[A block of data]
▼▼▼

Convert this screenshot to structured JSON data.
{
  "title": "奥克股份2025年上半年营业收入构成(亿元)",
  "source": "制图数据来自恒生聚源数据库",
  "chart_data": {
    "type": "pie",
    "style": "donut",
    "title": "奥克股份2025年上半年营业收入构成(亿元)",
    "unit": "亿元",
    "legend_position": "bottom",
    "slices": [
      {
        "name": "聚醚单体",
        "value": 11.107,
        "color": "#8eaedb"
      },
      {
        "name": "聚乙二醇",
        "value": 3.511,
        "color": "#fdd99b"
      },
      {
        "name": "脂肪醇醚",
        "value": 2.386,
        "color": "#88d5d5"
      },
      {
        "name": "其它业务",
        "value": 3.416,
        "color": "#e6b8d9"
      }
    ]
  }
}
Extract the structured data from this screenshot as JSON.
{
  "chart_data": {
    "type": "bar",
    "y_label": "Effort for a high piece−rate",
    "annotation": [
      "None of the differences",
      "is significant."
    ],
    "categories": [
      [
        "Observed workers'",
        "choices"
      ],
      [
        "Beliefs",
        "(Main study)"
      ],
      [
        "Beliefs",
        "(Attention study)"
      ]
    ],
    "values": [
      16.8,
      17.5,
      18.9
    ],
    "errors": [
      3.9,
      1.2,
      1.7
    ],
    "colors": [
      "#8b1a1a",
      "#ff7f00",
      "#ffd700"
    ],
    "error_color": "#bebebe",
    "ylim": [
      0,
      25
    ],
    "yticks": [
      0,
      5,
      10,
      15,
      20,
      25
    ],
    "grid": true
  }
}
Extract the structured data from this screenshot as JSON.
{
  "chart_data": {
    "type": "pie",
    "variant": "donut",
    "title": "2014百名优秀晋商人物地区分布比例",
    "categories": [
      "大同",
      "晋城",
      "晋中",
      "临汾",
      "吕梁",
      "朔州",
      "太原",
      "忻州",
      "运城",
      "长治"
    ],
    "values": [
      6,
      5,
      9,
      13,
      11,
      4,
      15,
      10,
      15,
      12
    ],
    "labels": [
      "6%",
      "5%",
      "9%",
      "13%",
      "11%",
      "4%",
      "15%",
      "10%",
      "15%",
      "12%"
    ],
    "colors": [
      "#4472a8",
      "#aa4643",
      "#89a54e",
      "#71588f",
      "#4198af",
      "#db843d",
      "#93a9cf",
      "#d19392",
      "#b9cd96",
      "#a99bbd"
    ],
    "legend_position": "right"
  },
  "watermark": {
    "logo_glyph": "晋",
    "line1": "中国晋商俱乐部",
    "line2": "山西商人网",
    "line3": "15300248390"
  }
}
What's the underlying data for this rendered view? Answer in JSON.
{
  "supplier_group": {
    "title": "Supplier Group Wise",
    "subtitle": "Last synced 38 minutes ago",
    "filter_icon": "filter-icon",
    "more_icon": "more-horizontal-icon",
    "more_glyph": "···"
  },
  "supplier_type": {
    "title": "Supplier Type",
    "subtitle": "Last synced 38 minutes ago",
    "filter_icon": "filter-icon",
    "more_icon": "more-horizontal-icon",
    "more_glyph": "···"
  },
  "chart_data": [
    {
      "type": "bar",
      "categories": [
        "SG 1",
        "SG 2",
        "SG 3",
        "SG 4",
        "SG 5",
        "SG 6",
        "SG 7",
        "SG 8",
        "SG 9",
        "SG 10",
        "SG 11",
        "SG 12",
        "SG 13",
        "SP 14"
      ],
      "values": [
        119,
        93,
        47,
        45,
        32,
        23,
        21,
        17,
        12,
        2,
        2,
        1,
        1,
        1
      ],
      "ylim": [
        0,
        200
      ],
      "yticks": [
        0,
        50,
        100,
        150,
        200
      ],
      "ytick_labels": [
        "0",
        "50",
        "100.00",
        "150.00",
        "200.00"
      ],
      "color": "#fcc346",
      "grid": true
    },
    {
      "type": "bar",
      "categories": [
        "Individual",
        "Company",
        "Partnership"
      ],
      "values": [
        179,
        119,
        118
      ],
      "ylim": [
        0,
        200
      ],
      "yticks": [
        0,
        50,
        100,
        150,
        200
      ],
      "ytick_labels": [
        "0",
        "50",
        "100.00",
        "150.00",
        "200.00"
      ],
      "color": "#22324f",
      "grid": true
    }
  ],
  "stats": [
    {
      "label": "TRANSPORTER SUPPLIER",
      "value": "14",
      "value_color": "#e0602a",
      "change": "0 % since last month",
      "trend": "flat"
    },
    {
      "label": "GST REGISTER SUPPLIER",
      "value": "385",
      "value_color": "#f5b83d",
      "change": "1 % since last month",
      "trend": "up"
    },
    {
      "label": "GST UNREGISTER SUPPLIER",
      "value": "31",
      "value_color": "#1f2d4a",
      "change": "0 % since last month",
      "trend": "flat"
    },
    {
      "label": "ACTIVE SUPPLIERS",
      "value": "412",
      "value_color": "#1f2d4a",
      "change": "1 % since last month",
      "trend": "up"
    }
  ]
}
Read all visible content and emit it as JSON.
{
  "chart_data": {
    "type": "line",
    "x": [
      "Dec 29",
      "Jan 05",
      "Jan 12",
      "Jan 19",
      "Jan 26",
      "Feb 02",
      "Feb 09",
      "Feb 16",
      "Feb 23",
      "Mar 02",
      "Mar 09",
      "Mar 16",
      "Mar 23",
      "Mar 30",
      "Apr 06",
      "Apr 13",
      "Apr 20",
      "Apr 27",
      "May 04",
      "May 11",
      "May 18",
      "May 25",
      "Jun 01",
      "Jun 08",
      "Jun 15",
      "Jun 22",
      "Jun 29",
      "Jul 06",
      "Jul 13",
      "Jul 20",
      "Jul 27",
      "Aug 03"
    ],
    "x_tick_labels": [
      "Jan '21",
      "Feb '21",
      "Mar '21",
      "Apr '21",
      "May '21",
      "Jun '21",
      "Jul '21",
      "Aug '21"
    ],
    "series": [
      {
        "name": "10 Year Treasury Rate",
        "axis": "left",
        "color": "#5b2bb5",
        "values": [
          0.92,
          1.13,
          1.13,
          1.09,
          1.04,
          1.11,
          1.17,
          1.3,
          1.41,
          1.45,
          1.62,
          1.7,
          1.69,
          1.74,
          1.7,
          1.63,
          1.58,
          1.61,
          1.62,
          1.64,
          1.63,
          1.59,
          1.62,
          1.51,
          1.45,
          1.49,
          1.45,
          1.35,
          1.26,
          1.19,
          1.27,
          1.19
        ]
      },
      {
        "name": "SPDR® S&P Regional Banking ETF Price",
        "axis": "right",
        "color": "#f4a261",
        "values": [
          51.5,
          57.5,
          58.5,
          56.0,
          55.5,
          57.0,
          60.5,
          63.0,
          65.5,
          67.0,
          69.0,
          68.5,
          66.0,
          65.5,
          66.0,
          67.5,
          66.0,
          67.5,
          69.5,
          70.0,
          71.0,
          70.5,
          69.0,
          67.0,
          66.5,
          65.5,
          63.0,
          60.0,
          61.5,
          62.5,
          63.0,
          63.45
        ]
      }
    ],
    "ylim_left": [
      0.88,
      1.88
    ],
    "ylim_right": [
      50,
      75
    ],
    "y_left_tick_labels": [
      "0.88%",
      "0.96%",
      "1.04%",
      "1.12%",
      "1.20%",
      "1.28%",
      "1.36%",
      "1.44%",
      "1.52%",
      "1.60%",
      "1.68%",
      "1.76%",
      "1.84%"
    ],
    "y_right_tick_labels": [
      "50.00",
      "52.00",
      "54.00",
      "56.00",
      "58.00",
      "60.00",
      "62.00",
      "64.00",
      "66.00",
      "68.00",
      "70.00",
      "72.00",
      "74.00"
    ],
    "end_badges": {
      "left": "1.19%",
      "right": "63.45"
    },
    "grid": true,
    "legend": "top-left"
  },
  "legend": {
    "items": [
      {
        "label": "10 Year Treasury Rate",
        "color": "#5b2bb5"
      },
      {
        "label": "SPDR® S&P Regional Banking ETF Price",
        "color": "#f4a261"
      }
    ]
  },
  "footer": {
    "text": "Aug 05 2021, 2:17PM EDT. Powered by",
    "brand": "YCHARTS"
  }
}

▲▲▲

-- Work required --
Report every line containing the word "Price" from the listing above.

-- Completed task --
        "name": "SPDR® S&P Regional Banking ETF Price",
        "label": "SPDR® S&P Regional Banking ETF Price",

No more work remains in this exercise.